Exercise input:
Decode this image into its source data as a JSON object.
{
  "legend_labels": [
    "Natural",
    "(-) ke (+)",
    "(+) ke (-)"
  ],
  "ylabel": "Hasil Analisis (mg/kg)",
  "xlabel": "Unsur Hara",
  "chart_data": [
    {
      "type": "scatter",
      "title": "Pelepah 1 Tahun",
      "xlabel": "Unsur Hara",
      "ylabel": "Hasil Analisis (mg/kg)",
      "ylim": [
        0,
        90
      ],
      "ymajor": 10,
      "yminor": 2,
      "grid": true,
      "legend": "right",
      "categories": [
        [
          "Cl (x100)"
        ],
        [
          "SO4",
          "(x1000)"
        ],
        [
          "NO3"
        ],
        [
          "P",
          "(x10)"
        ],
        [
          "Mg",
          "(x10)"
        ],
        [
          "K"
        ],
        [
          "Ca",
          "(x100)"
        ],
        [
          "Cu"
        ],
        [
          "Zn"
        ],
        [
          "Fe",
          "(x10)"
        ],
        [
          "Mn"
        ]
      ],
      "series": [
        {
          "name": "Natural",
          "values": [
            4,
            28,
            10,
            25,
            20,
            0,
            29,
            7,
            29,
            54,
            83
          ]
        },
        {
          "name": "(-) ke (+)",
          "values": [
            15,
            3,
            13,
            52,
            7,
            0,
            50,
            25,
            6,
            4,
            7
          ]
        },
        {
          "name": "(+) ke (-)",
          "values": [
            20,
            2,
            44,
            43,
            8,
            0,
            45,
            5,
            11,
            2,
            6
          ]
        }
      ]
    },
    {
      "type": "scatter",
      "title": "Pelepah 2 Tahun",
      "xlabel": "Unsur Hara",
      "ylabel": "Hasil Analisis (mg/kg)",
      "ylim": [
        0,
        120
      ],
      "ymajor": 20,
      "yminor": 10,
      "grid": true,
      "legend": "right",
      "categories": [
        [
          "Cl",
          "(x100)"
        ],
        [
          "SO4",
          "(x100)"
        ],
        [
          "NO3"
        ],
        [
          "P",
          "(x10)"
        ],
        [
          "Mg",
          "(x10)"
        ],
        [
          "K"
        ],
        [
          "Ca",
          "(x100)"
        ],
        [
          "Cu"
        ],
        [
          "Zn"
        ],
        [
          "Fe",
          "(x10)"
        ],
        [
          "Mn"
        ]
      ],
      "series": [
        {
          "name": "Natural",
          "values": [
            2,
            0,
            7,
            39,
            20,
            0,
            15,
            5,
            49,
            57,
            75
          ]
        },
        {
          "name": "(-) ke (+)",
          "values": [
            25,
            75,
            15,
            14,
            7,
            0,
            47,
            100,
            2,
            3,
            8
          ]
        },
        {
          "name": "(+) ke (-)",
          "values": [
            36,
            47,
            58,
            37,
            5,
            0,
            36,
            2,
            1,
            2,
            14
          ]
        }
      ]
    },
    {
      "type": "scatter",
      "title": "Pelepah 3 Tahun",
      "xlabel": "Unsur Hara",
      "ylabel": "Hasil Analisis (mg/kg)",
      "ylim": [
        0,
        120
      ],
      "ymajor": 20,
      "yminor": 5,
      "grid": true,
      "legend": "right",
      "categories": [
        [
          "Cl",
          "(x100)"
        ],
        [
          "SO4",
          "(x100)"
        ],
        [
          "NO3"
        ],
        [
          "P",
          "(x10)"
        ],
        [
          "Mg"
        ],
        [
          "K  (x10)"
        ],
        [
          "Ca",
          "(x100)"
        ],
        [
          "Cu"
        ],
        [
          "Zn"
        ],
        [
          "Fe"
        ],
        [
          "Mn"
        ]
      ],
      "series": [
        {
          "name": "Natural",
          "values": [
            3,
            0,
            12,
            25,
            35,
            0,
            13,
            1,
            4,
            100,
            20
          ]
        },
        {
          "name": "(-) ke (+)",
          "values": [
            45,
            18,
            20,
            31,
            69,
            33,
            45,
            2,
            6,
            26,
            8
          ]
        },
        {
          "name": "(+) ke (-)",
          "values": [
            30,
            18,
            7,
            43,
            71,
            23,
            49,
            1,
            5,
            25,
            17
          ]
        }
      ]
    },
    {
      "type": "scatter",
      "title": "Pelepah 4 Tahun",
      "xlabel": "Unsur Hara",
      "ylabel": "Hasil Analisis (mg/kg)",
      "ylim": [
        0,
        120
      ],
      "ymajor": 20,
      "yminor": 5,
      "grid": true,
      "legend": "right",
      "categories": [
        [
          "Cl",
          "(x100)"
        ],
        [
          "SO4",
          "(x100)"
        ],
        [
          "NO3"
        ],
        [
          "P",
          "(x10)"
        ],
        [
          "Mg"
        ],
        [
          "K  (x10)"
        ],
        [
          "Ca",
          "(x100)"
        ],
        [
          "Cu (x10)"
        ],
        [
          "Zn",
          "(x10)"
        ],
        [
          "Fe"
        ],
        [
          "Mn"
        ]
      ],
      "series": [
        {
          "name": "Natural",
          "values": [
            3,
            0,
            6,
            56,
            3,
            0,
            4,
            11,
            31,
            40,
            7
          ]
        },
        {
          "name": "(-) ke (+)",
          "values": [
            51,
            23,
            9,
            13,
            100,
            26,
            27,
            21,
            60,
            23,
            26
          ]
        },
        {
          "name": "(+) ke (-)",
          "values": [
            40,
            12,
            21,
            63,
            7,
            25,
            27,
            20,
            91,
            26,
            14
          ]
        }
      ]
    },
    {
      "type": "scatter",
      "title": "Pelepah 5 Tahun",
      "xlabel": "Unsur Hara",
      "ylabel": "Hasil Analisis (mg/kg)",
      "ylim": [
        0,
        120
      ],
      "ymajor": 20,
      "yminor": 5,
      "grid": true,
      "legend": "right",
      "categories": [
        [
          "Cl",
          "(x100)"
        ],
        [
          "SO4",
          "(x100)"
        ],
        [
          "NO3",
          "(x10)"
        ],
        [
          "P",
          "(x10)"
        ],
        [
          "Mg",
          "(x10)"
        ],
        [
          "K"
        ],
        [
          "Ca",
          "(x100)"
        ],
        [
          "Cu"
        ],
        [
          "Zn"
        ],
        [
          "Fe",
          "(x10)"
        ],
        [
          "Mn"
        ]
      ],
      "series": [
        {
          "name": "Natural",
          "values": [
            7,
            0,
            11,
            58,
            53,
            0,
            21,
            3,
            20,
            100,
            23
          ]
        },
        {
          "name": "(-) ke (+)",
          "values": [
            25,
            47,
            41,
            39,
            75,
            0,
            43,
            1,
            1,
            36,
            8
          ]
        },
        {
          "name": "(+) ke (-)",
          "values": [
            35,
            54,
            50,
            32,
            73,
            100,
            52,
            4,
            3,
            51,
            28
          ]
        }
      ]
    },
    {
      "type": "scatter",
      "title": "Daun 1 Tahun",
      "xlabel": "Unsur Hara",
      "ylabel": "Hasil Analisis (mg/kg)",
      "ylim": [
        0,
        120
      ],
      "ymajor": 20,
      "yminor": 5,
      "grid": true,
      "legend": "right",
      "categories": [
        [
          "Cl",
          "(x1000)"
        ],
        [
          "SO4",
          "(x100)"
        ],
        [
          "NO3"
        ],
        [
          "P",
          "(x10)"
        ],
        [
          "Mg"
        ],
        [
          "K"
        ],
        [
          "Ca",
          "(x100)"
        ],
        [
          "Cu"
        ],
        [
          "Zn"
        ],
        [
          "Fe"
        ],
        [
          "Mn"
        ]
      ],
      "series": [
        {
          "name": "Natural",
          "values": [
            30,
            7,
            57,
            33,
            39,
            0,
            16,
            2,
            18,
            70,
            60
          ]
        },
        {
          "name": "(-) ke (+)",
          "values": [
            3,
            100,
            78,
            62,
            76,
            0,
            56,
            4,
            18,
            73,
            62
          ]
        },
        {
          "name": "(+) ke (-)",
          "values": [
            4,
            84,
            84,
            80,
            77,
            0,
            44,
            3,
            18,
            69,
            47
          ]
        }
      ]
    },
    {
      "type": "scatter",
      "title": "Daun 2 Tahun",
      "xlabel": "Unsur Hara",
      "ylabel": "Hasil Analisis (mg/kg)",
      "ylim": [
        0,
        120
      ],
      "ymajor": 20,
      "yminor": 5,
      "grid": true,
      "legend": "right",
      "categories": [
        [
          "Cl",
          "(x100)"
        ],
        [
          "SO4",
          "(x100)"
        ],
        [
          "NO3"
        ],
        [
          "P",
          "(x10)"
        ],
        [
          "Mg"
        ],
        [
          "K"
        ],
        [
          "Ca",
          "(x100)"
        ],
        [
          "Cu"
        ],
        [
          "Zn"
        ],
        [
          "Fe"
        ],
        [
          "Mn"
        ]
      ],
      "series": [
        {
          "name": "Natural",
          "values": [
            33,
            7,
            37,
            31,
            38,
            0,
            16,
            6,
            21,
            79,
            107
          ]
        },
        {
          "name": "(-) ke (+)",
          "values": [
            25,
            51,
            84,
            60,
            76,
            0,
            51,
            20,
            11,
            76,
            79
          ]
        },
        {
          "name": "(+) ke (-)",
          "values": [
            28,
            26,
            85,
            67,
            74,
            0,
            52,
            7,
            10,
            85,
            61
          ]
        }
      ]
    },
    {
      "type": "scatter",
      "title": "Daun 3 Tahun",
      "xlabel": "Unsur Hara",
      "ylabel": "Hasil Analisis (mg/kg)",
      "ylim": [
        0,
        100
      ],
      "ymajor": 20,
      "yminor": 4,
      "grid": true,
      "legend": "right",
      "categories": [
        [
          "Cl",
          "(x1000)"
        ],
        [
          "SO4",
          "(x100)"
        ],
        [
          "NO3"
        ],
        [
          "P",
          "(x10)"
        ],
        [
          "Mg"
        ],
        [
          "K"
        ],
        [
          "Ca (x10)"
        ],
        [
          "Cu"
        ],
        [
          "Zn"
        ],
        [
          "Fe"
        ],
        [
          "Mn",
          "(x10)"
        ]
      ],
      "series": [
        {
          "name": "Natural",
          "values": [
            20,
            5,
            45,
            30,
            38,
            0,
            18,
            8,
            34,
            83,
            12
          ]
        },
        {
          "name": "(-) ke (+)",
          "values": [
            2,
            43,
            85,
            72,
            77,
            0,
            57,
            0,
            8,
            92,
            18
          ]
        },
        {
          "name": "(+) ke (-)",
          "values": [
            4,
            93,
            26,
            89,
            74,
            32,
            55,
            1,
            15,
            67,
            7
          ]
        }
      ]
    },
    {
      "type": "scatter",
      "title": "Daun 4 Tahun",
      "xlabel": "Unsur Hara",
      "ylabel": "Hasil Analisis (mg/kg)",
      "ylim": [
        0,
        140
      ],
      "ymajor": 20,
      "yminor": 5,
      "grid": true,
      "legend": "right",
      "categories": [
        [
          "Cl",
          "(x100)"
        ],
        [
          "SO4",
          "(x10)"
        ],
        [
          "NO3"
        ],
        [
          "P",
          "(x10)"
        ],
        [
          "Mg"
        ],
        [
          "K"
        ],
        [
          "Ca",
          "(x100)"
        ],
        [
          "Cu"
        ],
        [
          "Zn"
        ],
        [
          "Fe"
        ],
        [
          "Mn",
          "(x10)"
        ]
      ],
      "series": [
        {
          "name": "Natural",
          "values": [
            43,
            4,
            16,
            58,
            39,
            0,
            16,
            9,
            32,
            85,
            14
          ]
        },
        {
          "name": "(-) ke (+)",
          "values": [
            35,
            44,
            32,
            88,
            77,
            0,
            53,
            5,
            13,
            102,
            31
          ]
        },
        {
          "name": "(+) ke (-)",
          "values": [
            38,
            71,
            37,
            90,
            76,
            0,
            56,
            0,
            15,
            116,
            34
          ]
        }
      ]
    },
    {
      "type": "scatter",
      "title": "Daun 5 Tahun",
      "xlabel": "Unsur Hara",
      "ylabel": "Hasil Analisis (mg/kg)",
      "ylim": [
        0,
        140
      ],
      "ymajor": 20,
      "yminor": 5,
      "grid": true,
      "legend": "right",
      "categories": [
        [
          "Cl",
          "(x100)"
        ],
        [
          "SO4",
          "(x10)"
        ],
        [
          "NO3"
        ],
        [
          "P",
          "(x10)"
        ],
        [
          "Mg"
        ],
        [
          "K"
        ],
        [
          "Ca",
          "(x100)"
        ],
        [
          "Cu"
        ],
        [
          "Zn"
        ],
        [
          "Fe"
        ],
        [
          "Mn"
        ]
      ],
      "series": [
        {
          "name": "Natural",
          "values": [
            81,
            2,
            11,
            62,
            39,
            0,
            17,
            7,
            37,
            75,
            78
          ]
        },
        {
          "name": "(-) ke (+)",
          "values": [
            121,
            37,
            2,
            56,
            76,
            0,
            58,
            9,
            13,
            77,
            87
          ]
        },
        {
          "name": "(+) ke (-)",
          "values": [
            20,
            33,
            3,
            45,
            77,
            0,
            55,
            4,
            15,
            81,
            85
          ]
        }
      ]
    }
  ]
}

Exercise aim: Check all the records above and select each line where the string "Daun" is found.

Written reply:
      "title": "Daun 1 Tahun",
      "title": "Daun 2 Tahun",
      "title": "Daun 3 Tahun",
      "title": "Daun 4 Tahun",
      "title": "Daun 5 Tahun",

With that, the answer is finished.